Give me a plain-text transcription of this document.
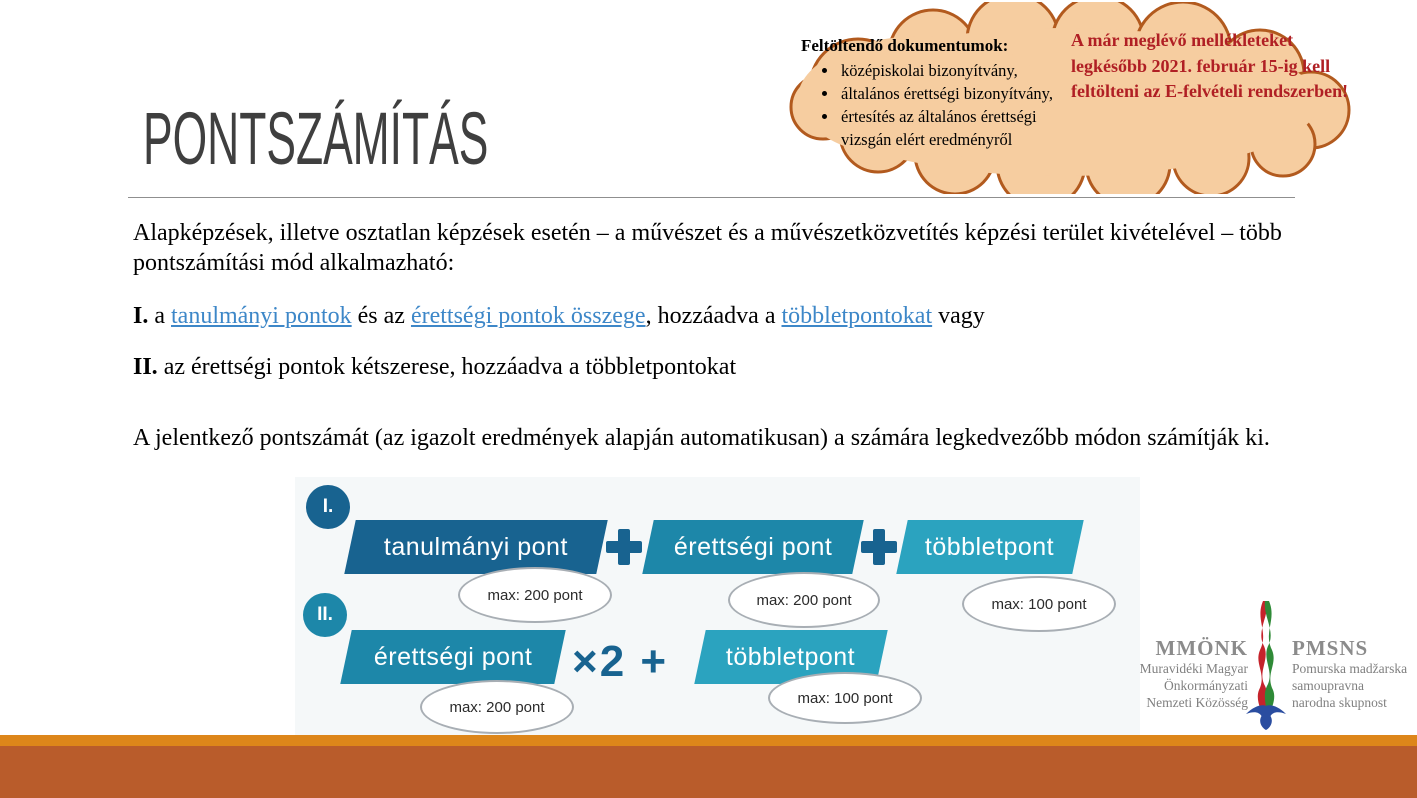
Feltöltendő dokumentumok:
• középiskolai bizonyítvány,
• általános érettségi bizonyítvány,
• értesítés az általános érettségi vizsgán elért eredményről
A már meglévő mellékleteket legkésőbb 2021. február 15-ig kell feltölteni az E-felvételi rendszerben!
PONTSZÁMÍTÁS
Alapképzések, illetve osztatlan képzések esetén – a művészet és a művészetközvetítés képzési terület kivételével – több pontszámítási mód alkalmazható:
I. a tanulmányi pontok és az érettségi pontok összege, hozzáadva a többletpontokat vagy
II. az érettségi pontok kétszerese, hozzáadva a többletpontokat
A jelentkező pontszámát (az igazolt eredmények alapján automatikusan) a számára legkedvezőbb módon számítják ki.
I.
tanulmányi pont	érettségi pont	többletpont
max: 200 pont	max: 200 pont	max: 100 pont
II.
érettségi pont ×2 + többletpont
max: 200 pont
max: 100 pont
MMÖNK
Muravidéki Magyar
Önkormányzati
Nemzeti Közösség
PMSNS
Pomurska madžarska
samoupravna
narodna skupnost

· · ·

> _YOUR INSTRUCTIONS_
For the listing above, identify each line bearing "hozzáadva".

> _THE RESULT_
I. a tanulmányi pontok és az érettségi pontok összege, hozzáadva a többletpontokat vagy
II. az érettségi pontok kétszerese, hozzáadva a többletpontokat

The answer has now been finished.